Task objective:
What is the number of lines holding the word "jgdabc"? Give that number alone.

#### Input data ####

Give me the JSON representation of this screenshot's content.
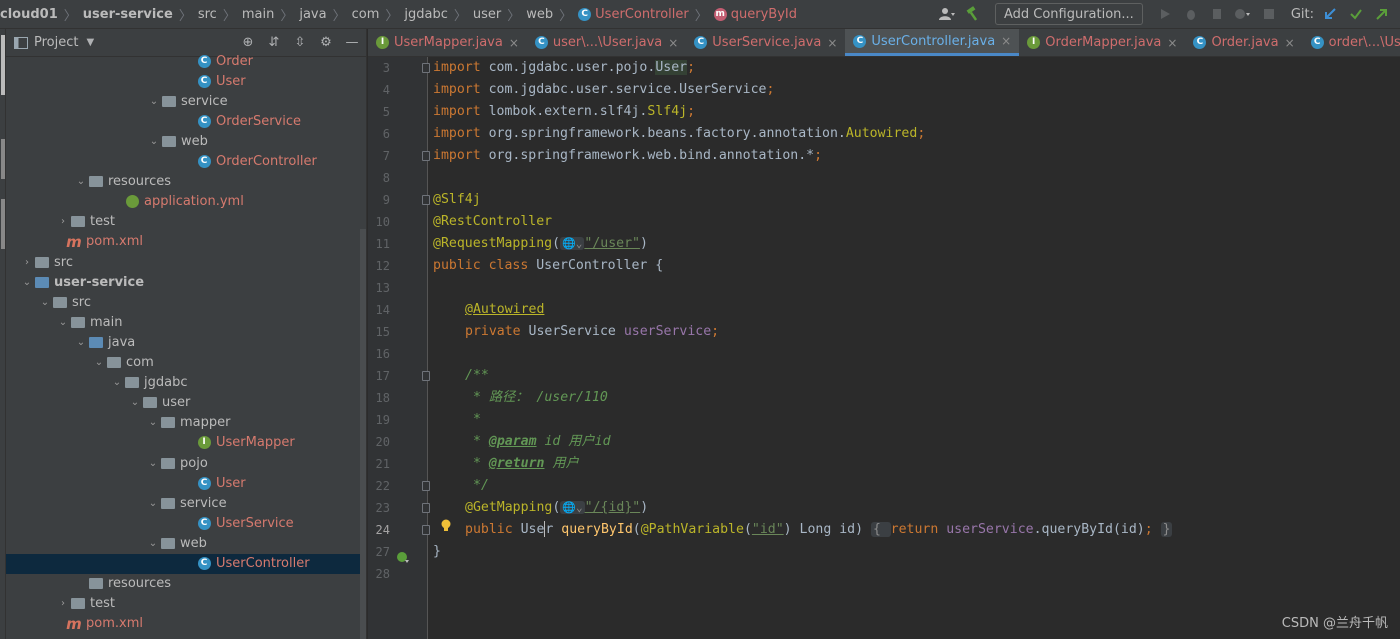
{
  "navbar": {
    "breadcrumbs": [
      "cloud01",
      "user-service",
      "src",
      "main",
      "java",
      "com",
      "jgdabc",
      "user",
      "web",
      "UserController",
      "queryById"
    ],
    "add_configuration": "Add Configuration...",
    "git_label": "Git:"
  },
  "project_panel": {
    "title": "Project",
    "tree": [
      {
        "label": "Order",
        "indent": 190,
        "type": "class",
        "red": true
      },
      {
        "label": "User",
        "indent": 190,
        "type": "class",
        "red": true
      },
      {
        "label": "service",
        "indent": 155,
        "type": "folder",
        "arrow": "open"
      },
      {
        "label": "OrderService",
        "indent": 190,
        "type": "class",
        "red": true
      },
      {
        "label": "web",
        "indent": 155,
        "type": "folder",
        "arrow": "open"
      },
      {
        "label": "OrderController",
        "indent": 190,
        "type": "class",
        "red": true
      },
      {
        "label": "resources",
        "indent": 82,
        "type": "folder",
        "arrow": "open"
      },
      {
        "label": "application.yml",
        "indent": 118,
        "type": "yml",
        "red": true
      },
      {
        "label": "test",
        "indent": 64,
        "type": "folder",
        "arrow": "closed"
      },
      {
        "label": "pom.xml",
        "indent": 60,
        "type": "maven",
        "red": true
      },
      {
        "label": "src",
        "indent": 28,
        "type": "folder",
        "arrow": "closed"
      },
      {
        "label": "user-service",
        "indent": 28,
        "type": "module",
        "arrow": "open",
        "bold": true
      },
      {
        "label": "src",
        "indent": 46,
        "type": "folder",
        "arrow": "open"
      },
      {
        "label": "main",
        "indent": 64,
        "type": "folder",
        "arrow": "open"
      },
      {
        "label": "java",
        "indent": 82,
        "type": "folder-blue",
        "arrow": "open"
      },
      {
        "label": "com",
        "indent": 100,
        "type": "folder",
        "arrow": "open"
      },
      {
        "label": "jgdabc",
        "indent": 118,
        "type": "folder",
        "arrow": "open"
      },
      {
        "label": "user",
        "indent": 136,
        "type": "folder",
        "arrow": "open"
      },
      {
        "label": "mapper",
        "indent": 154,
        "type": "folder",
        "arrow": "open"
      },
      {
        "label": "UserMapper",
        "indent": 190,
        "type": "interface",
        "red": true
      },
      {
        "label": "pojo",
        "indent": 154,
        "type": "folder",
        "arrow": "open"
      },
      {
        "label": "User",
        "indent": 190,
        "type": "class",
        "red": true
      },
      {
        "label": "service",
        "indent": 154,
        "type": "folder",
        "arrow": "open"
      },
      {
        "label": "UserService",
        "indent": 190,
        "type": "class",
        "red": true
      },
      {
        "label": "web",
        "indent": 154,
        "type": "folder",
        "arrow": "open"
      },
      {
        "label": "UserController",
        "indent": 190,
        "type": "class",
        "red": true,
        "selected": true
      },
      {
        "label": "resources",
        "indent": 82,
        "type": "folder",
        "arrow": "none"
      },
      {
        "label": "test",
        "indent": 64,
        "type": "folder",
        "arrow": "closed"
      },
      {
        "label": "pom.xml",
        "indent": 60,
        "type": "maven",
        "red": true
      }
    ]
  },
  "tabs": [
    {
      "label": "UserMapper.java",
      "icon": "interface"
    },
    {
      "label": "user\\...\\User.java",
      "icon": "class"
    },
    {
      "label": "UserService.java",
      "icon": "class"
    },
    {
      "label": "UserController.java",
      "icon": "class",
      "active": true
    },
    {
      "label": "OrderMapper.java",
      "icon": "interface"
    },
    {
      "label": "Order.java",
      "icon": "class"
    },
    {
      "label": "order\\...\\User.java",
      "icon": "class"
    }
  ],
  "line_numbers": [
    "3",
    "4",
    "5",
    "6",
    "7",
    "8",
    "9",
    "10",
    "11",
    "12",
    "13",
    "14",
    "15",
    "16",
    "17",
    "18",
    "19",
    "20",
    "21",
    "22",
    "23",
    "24",
    "27",
    "28"
  ],
  "code": {
    "l3_import": "import ",
    "l3_pkg": "com.jgdabc.user.pojo.",
    "l3_cls": "User",
    "l3_end": ";",
    "l4_import": "import ",
    "l4_body": "com.jgdabc.user.service.UserService",
    "l4_end": ";",
    "l5_import": "import ",
    "l5_pkg": "lombok.extern.slf4j.",
    "l5_cls": "Slf4j",
    "l5_end": ";",
    "l6_import": "import ",
    "l6_pkg": "org.springframework.beans.factory.annotation.",
    "l6_cls": "Autowired",
    "l6_end": ";",
    "l7_import": "import ",
    "l7_body": "org.springframework.web.bind.annotation.*",
    "l7_end": ";",
    "l9": "@Slf4j",
    "l10": "@RestController",
    "l11_ann": "@RequestMapping",
    "l11_open": "(",
    "l11_str": "\"/user\"",
    "l11_close": ")",
    "l12_kw": "public class ",
    "l12_name": "UserController {",
    "l14": "@Autowired",
    "l15_kw": "private ",
    "l15_type": "UserService ",
    "l15_fld": "userService",
    "l15_end": ";",
    "l17": "/**",
    "l18": "* 路径： /user/110",
    "l19": "*",
    "l20_star": "* ",
    "l20_tag": "@param",
    "l20_rest": " id 用户id",
    "l21_star": "* ",
    "l21_tag": "@return",
    "l21_rest": " 用户",
    "l22": "*/",
    "l23_ann": "@GetMapping",
    "l23_open": "(",
    "l23_str": "\"/{id}\"",
    "l23_close": ")",
    "l24_kw": "public ",
    "l24_type_a": "Use",
    "l24_type_b": "r ",
    "l24_fn": "queryById",
    "l24_params_a": "(",
    "l24_pv": "@PathVariable",
    "l24_pv_open": "(",
    "l24_pv_str": "\"id\"",
    "l24_pv_close": ") Long id) ",
    "l24_ob": "{ ",
    "l24_ret": "return ",
    "l24_fld": "userService",
    "l24_call": ".queryById(id)",
    "l24_semi": "; ",
    "l24_cb": "}",
    "l27": "}"
  },
  "watermark": "CSDN @兰舟千帆"
}
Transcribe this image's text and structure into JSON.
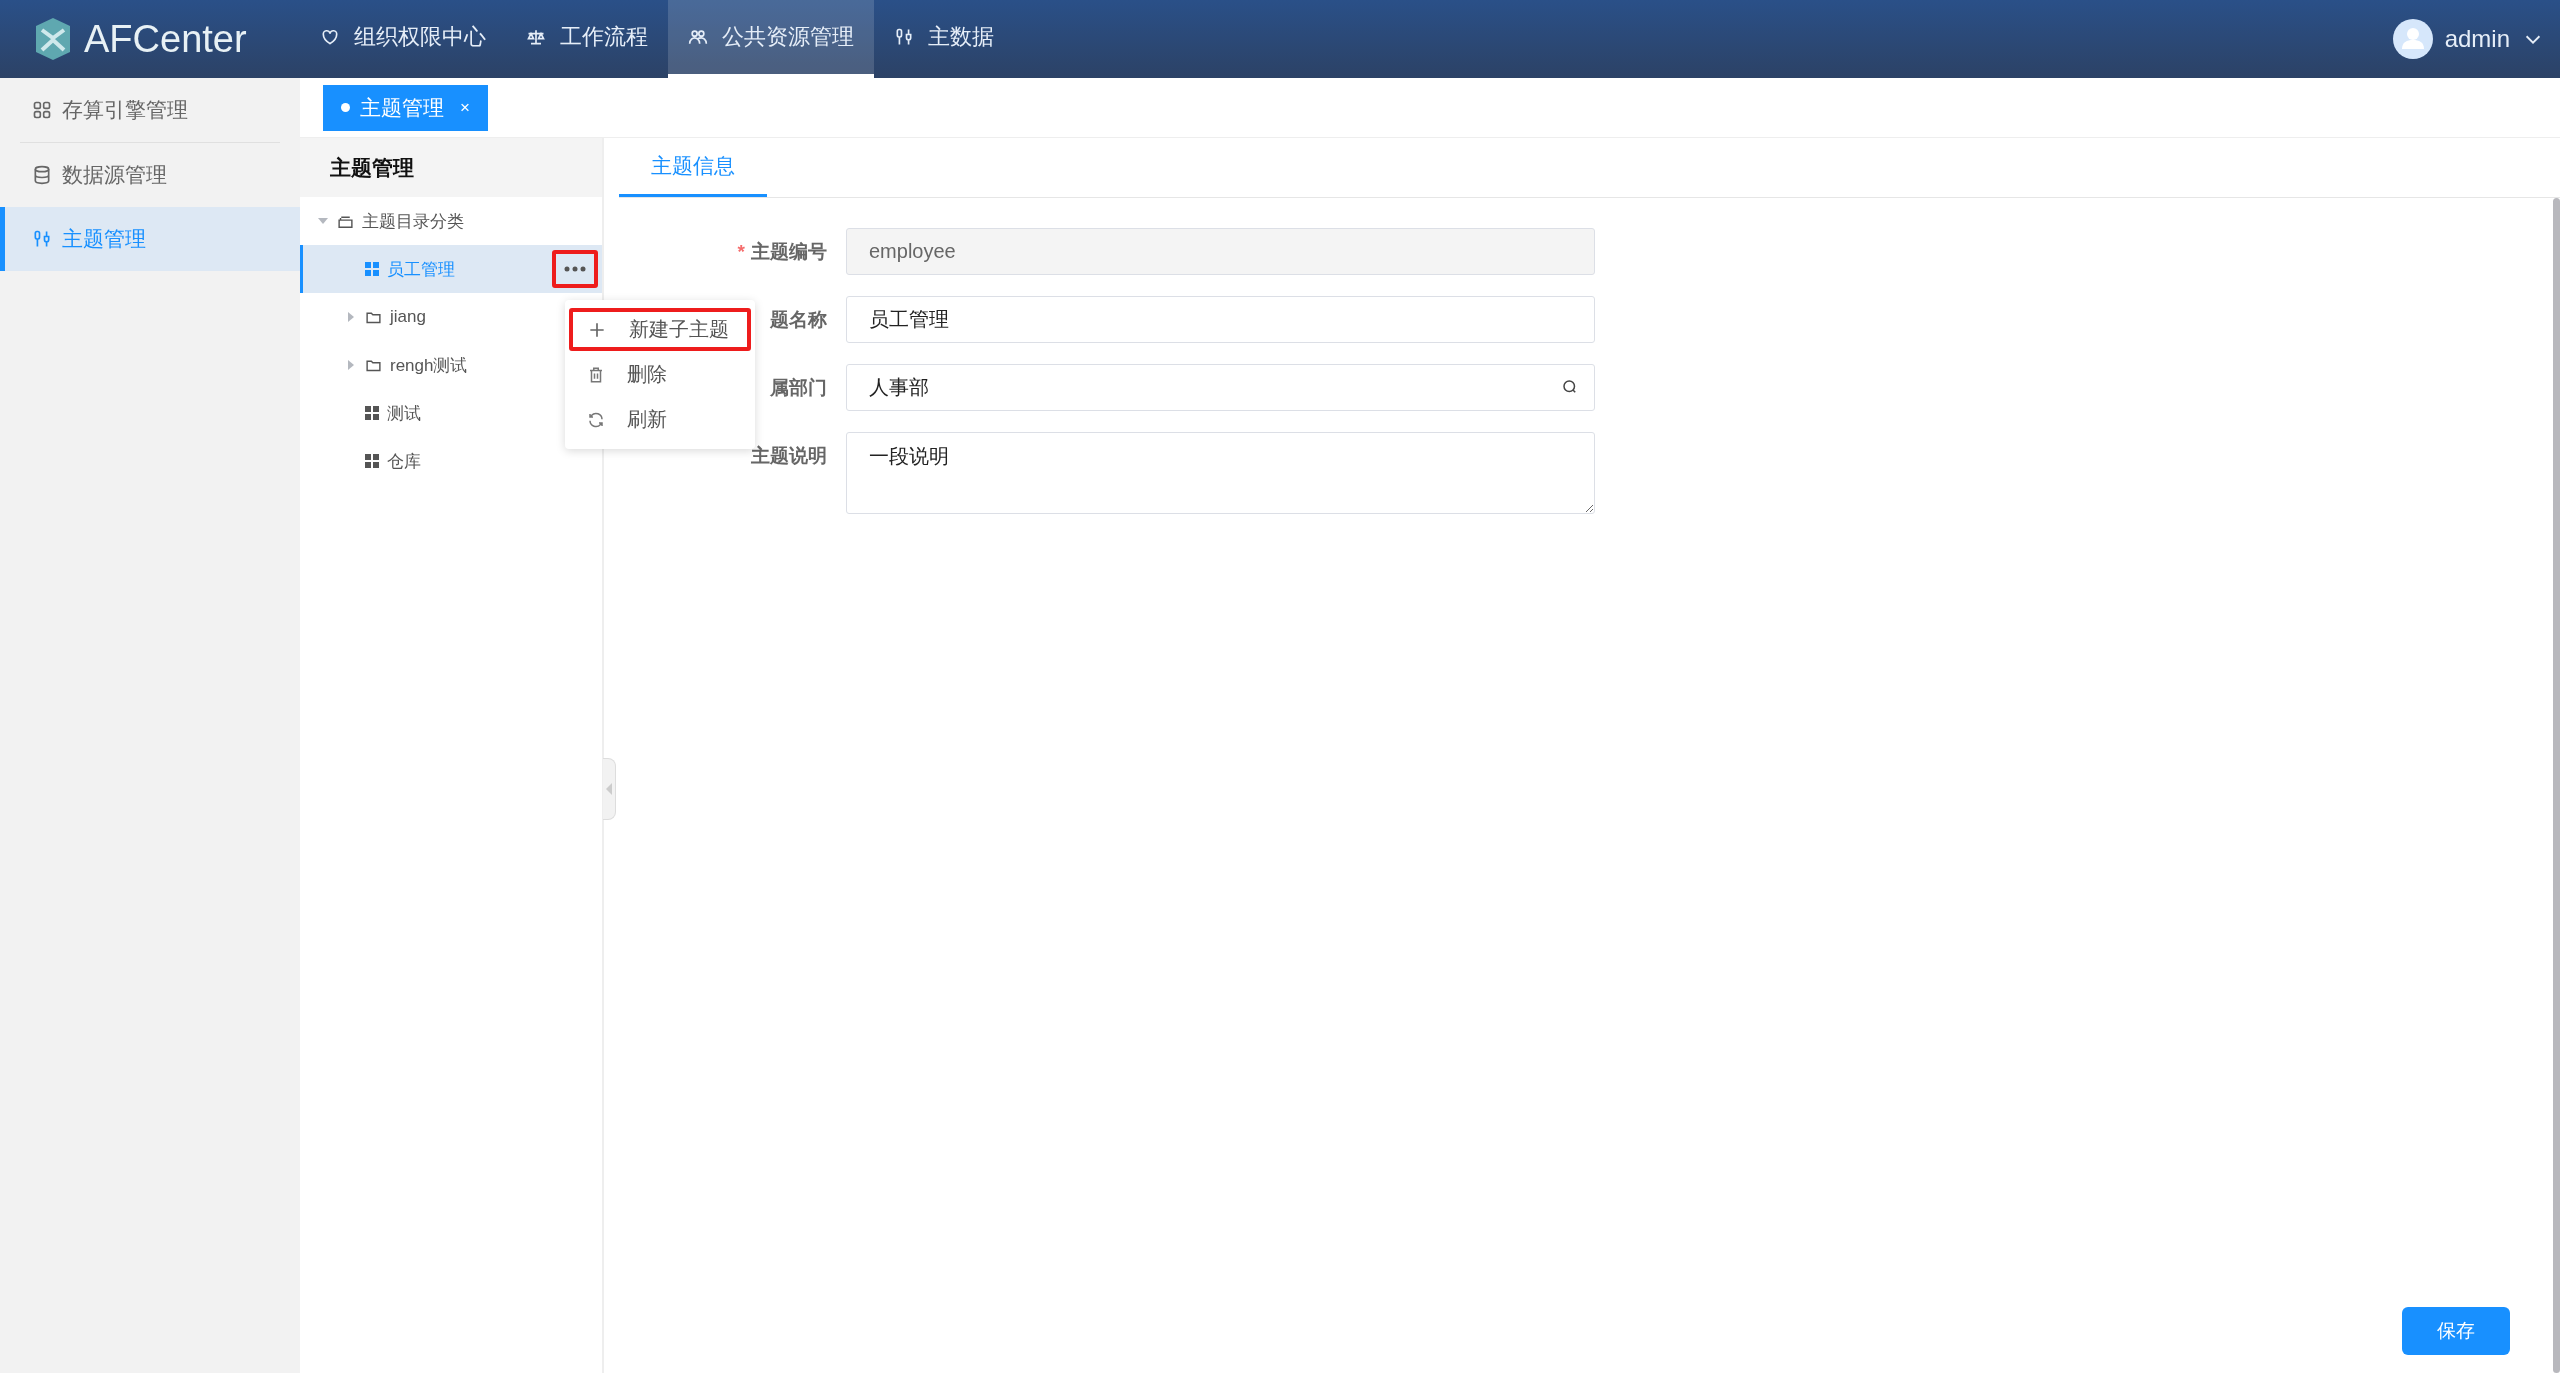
{
  "app": {
    "logo_text": "AFCenter"
  },
  "nav": [
    {
      "label": "组织权限中心",
      "selected": false
    },
    {
      "label": "工作流程",
      "selected": false
    },
    {
      "label": "公共资源管理",
      "selected": true
    },
    {
      "label": "主数据",
      "selected": false
    }
  ],
  "user": {
    "name": "admin"
  },
  "sidebar": [
    {
      "label": "存算引擎管理",
      "selected": false
    },
    {
      "label": "数据源管理",
      "selected": false
    },
    {
      "label": "主题管理",
      "selected": true
    }
  ],
  "open_tabs": [
    {
      "label": "主题管理",
      "close": "×",
      "selected": true
    }
  ],
  "tree_panel": {
    "title": "主题管理",
    "nodes": [
      {
        "label": "主题目录分类",
        "kind": "category",
        "expanded": true,
        "selected": false,
        "children": [
          {
            "label": "员工管理",
            "kind": "topic",
            "selected": true
          },
          {
            "label": "jiang",
            "kind": "folder",
            "expanded": false,
            "selected": false
          },
          {
            "label": "rengh测试",
            "kind": "folder",
            "expanded": false,
            "selected": false
          },
          {
            "label": "测试",
            "kind": "topic",
            "selected": false
          },
          {
            "label": "仓库",
            "kind": "topic",
            "selected": false
          }
        ]
      }
    ]
  },
  "context_menu": {
    "trigger_highlighted": true,
    "items": [
      {
        "label": "新建子主题",
        "kind": "add",
        "highlighted": true
      },
      {
        "label": "删除",
        "kind": "delete",
        "highlighted": false
      },
      {
        "label": "刷新",
        "kind": "refresh",
        "highlighted": false
      }
    ]
  },
  "detail": {
    "tabs": [
      {
        "label": "主题信息",
        "selected": true
      }
    ],
    "fields": [
      {
        "label": "主题编号",
        "required_mark": "*",
        "kind": "text",
        "value": "employee",
        "disabled": true
      },
      {
        "label": "题名称",
        "kind": "text",
        "value": "员工管理",
        "disabled": false
      },
      {
        "label": "属部门",
        "kind": "search",
        "value": "人事部"
      },
      {
        "label": "主题说明",
        "kind": "textarea",
        "value": "一段说明"
      }
    ]
  },
  "save_button": "保存"
}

####

Response to the exercise:
4